> [Problem] List every line below containing "title".

> [Entries shown]

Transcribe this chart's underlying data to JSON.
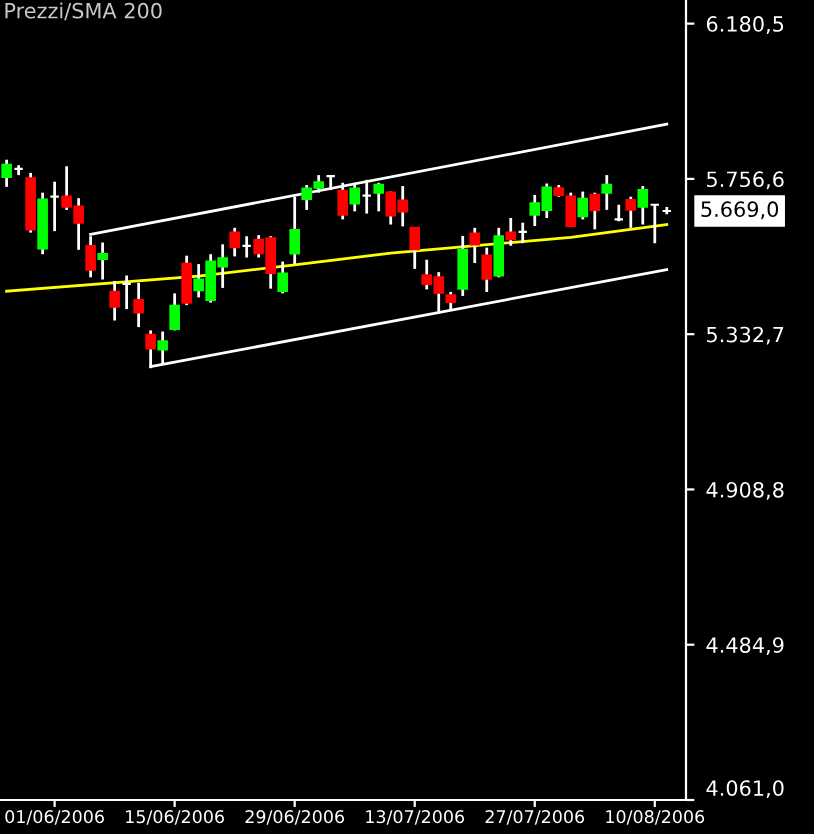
{
  "chart_data": {
    "type": "candlestick",
    "title": "Prezzi/SMA 200",
    "categories": [
      null,
      null,
      null,
      null,
      "01/06/2006",
      null,
      null,
      null,
      null,
      null,
      null,
      null,
      null,
      null,
      "15/06/2006",
      null,
      null,
      null,
      null,
      null,
      null,
      null,
      null,
      null,
      "29/06/2006",
      null,
      null,
      null,
      null,
      null,
      null,
      null,
      null,
      null,
      "13/07/2006",
      null,
      null,
      null,
      null,
      null,
      null,
      null,
      null,
      null,
      "27/07/2006",
      null,
      null,
      null,
      null,
      null,
      null,
      null,
      null,
      null,
      "10/08/2006",
      null
    ],
    "ohlc": [
      [
        5762,
        5809,
        5735,
        5795
      ],
      [
        5784,
        5794,
        5767,
        5784
      ],
      [
        5758,
        5773,
        5610,
        5619
      ],
      [
        5567,
        5719,
        5551,
        5700
      ],
      [
        5708,
        5749,
        5614,
        5708
      ],
      [
        5708,
        5791,
        5672,
        5681
      ],
      [
        5681,
        5704,
        5563,
        5637
      ],
      [
        5573,
        5600,
        5488,
        5509
      ],
      [
        5538,
        5583,
        5482,
        5551
      ],
      [
        5448,
        5478,
        5370,
        5408
      ],
      [
        5470,
        5493,
        5401,
        5470
      ],
      [
        5426,
        5473,
        5352,
        5392
      ],
      [
        5331,
        5343,
        5240,
        5294
      ],
      [
        5291,
        5340,
        5249,
        5313
      ],
      [
        5347,
        5444,
        5343,
        5410
      ],
      [
        5525,
        5547,
        5412,
        5419
      ],
      [
        5453,
        5524,
        5433,
        5482
      ],
      [
        5426,
        5551,
        5419,
        5531
      ],
      [
        5518,
        5578,
        5459,
        5540
      ],
      [
        5610,
        5623,
        5545,
        5570
      ],
      [
        5574,
        5600,
        5542,
        5574
      ],
      [
        5590,
        5603,
        5542,
        5554
      ],
      [
        5594,
        5600,
        5457,
        5500
      ],
      [
        5451,
        5531,
        5444,
        5498
      ],
      [
        5553,
        5708,
        5524,
        5617
      ],
      [
        5702,
        5740,
        5672,
        5730
      ],
      [
        5733,
        5767,
        5719,
        5747
      ],
      [
        5764,
        5767,
        5726,
        5764
      ],
      [
        5724,
        5746,
        5646,
        5659
      ],
      [
        5690,
        5746,
        5668,
        5730
      ],
      [
        5711,
        5754,
        5662,
        5711
      ],
      [
        5719,
        5746,
        5668,
        5740
      ],
      [
        5719,
        5722,
        5632,
        5657
      ],
      [
        5697,
        5737,
        5627,
        5668
      ],
      [
        5623,
        5623,
        5511,
        5565
      ],
      [
        5493,
        5536,
        5455,
        5470
      ],
      [
        5488,
        5502,
        5394,
        5446
      ],
      [
        5439,
        5448,
        5397,
        5421
      ],
      [
        5457,
        5601,
        5437,
        5563
      ],
      [
        5607,
        5623,
        5527,
        5578
      ],
      [
        5547,
        5569,
        5448,
        5484
      ],
      [
        5493,
        5623,
        5488,
        5600
      ],
      [
        5610,
        5650,
        5574,
        5592
      ],
      [
        5612,
        5637,
        5581,
        5612
      ],
      [
        5659,
        5713,
        5628,
        5690
      ],
      [
        5672,
        5744,
        5650,
        5733
      ],
      [
        5731,
        5740,
        5708,
        5713
      ],
      [
        5708,
        5719,
        5625,
        5628
      ],
      [
        5655,
        5722,
        5646,
        5702
      ],
      [
        5713,
        5719,
        5619,
        5672
      ],
      [
        5719,
        5767,
        5672,
        5740
      ],
      [
        5646,
        5686,
        5641,
        5646
      ],
      [
        5699,
        5708,
        5623,
        5673
      ],
      [
        5681,
        5737,
        5632,
        5726
      ],
      [
        5686,
        5686,
        5581,
        5686
      ],
      [
        5669,
        5680,
        5660,
        5669
      ]
    ],
    "colors": [
      "#00ff00",
      "#ffffff",
      "#ff0000",
      "#00ff00",
      "#ffffff",
      "#ff0000",
      "#ff0000",
      "#ff0000",
      "#00ff00",
      "#ff0000",
      "#ffffff",
      "#ff0000",
      "#ff0000",
      "#00ff00",
      "#00ff00",
      "#ff0000",
      "#00ff00",
      "#00ff00",
      "#00ff00",
      "#ff0000",
      "#ffffff",
      "#ff0000",
      "#ff0000",
      "#00ff00",
      "#00ff00",
      "#00ff00",
      "#00ff00",
      "#ffffff",
      "#ff0000",
      "#00ff00",
      "#ffffff",
      "#00ff00",
      "#ff0000",
      "#ff0000",
      "#ff0000",
      "#ff0000",
      "#ff0000",
      "#ff0000",
      "#00ff00",
      "#ff0000",
      "#ff0000",
      "#00ff00",
      "#ff0000",
      "#ffffff",
      "#00ff00",
      "#00ff00",
      "#ff0000",
      "#ff0000",
      "#00ff00",
      "#ff0000",
      "#00ff00",
      "#ffffff",
      "#ff0000",
      "#00ff00",
      "#ffffff",
      "#ffffff"
    ],
    "series": [
      {
        "type": "line",
        "color": "#ffff00",
        "values": [
          5450,
          null,
          null,
          null,
          null,
          null,
          null,
          null,
          null,
          null,
          null,
          null,
          null,
          null,
          null,
          null,
          5491,
          null,
          null,
          null,
          null,
          null,
          null,
          null,
          5522,
          null,
          null,
          null,
          null,
          null,
          null,
          null,
          5554,
          null,
          null,
          null,
          null,
          null,
          null,
          null,
          null,
          null,
          null,
          null,
          null,
          null,
          null,
          5597,
          null,
          null,
          null,
          null,
          null,
          null,
          null,
          5632
        ]
      },
      {
        "type": "line",
        "color": "#ffffff",
        "values": [
          null,
          null,
          null,
          null,
          null,
          null,
          null,
          5605,
          null,
          null,
          null,
          null,
          null,
          null,
          null,
          null,
          null,
          null,
          null,
          null,
          null,
          null,
          null,
          null,
          null,
          null,
          null,
          null,
          null,
          null,
          null,
          null,
          null,
          null,
          null,
          null,
          null,
          null,
          null,
          null,
          null,
          null,
          null,
          null,
          null,
          null,
          null,
          null,
          null,
          null,
          null,
          null,
          null,
          null,
          null,
          5906
        ]
      },
      {
        "type": "line",
        "color": "#ffffff",
        "values": [
          null,
          null,
          null,
          null,
          null,
          null,
          null,
          null,
          null,
          null,
          null,
          null,
          5244,
          null,
          null,
          null,
          null,
          null,
          null,
          null,
          null,
          null,
          null,
          null,
          null,
          null,
          null,
          null,
          null,
          null,
          null,
          null,
          null,
          null,
          null,
          null,
          null,
          null,
          null,
          null,
          null,
          null,
          null,
          null,
          null,
          null,
          null,
          null,
          null,
          null,
          null,
          null,
          null,
          null,
          null,
          5509
        ]
      }
    ],
    "ylim": [
      4061,
      6245
    ],
    "yticks": [
      {
        "value": 6180.5,
        "label": "6.180,5"
      },
      {
        "value": 5756.6,
        "label": "5.756,6"
      },
      {
        "value": 5332.7,
        "label": "5.332,7"
      },
      {
        "value": 4908.8,
        "label": "4.908,8"
      },
      {
        "value": 4484.9,
        "label": "4.484,9"
      },
      {
        "value": 4061.0,
        "label": "4.061,0"
      }
    ],
    "annotations": [
      "5.669,0"
    ],
    "grid": false,
    "legend": false
  }
}
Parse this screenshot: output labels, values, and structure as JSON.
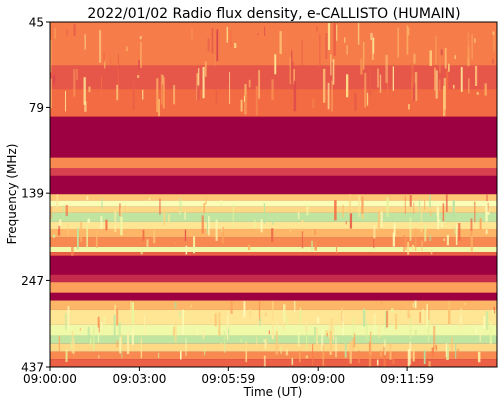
{
  "chart_data": {
    "type": "heatmap",
    "title": "2022/01/02  Radio flux density, e-CALLISTO (HUMAIN)",
    "xlabel": "Time (UT)",
    "ylabel": "Frequency (MHz)",
    "x_start": "09:00:00",
    "x_end": "09:15:00",
    "x_ticks": [
      "09:00:00",
      "09:03:00",
      "09:05:59",
      "09:09:00",
      "09:11:59"
    ],
    "y_scale": "log",
    "y_range_mhz": [
      45,
      437
    ],
    "y_axis_inverted": true,
    "y_ticks": [
      45,
      79,
      139,
      247,
      437
    ],
    "colormap": [
      "#9e0142",
      "#d53e4f",
      "#f46d43",
      "#fdae61",
      "#fee08b",
      "#ffffbf",
      "#e6f598",
      "#abdda4"
    ],
    "bands": [
      {
        "from_mhz": 45,
        "to_mhz": 60,
        "intensity": 0.32
      },
      {
        "from_mhz": 60,
        "to_mhz": 70,
        "intensity": 0.22
      },
      {
        "from_mhz": 70,
        "to_mhz": 84,
        "intensity": 0.28
      },
      {
        "from_mhz": 84,
        "to_mhz": 110,
        "intensity": 0.0
      },
      {
        "from_mhz": 110,
        "to_mhz": 118,
        "intensity": 0.35
      },
      {
        "from_mhz": 118,
        "to_mhz": 124,
        "intensity": 0.15
      },
      {
        "from_mhz": 124,
        "to_mhz": 140,
        "intensity": 0.0
      },
      {
        "from_mhz": 140,
        "to_mhz": 146,
        "intensity": 0.5
      },
      {
        "from_mhz": 146,
        "to_mhz": 152,
        "intensity": 0.75
      },
      {
        "from_mhz": 152,
        "to_mhz": 158,
        "intensity": 0.55
      },
      {
        "from_mhz": 158,
        "to_mhz": 168,
        "intensity": 0.95
      },
      {
        "from_mhz": 168,
        "to_mhz": 176,
        "intensity": 0.6
      },
      {
        "from_mhz": 176,
        "to_mhz": 186,
        "intensity": 0.45
      },
      {
        "from_mhz": 186,
        "to_mhz": 198,
        "intensity": 0.35
      },
      {
        "from_mhz": 198,
        "to_mhz": 205,
        "intensity": 0.8
      },
      {
        "from_mhz": 205,
        "to_mhz": 210,
        "intensity": 0.25
      },
      {
        "from_mhz": 210,
        "to_mhz": 238,
        "intensity": 0.0
      },
      {
        "from_mhz": 238,
        "to_mhz": 250,
        "intensity": 0.1
      },
      {
        "from_mhz": 250,
        "to_mhz": 268,
        "intensity": 0.4
      },
      {
        "from_mhz": 268,
        "to_mhz": 282,
        "intensity": 0.0
      },
      {
        "from_mhz": 282,
        "to_mhz": 300,
        "intensity": 0.45
      },
      {
        "from_mhz": 300,
        "to_mhz": 330,
        "intensity": 0.6
      },
      {
        "from_mhz": 330,
        "to_mhz": 355,
        "intensity": 0.8
      },
      {
        "from_mhz": 355,
        "to_mhz": 375,
        "intensity": 0.95
      },
      {
        "from_mhz": 375,
        "to_mhz": 395,
        "intensity": 0.55
      },
      {
        "from_mhz": 395,
        "to_mhz": 415,
        "intensity": 0.35
      },
      {
        "from_mhz": 415,
        "to_mhz": 437,
        "intensity": 0.25
      }
    ]
  }
}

> [Exercise response]
    "title": "Prezzi/SMA 200",
    "title": "2022/01/02  Radio flux density, e-CALLISTO (HUMAIN)",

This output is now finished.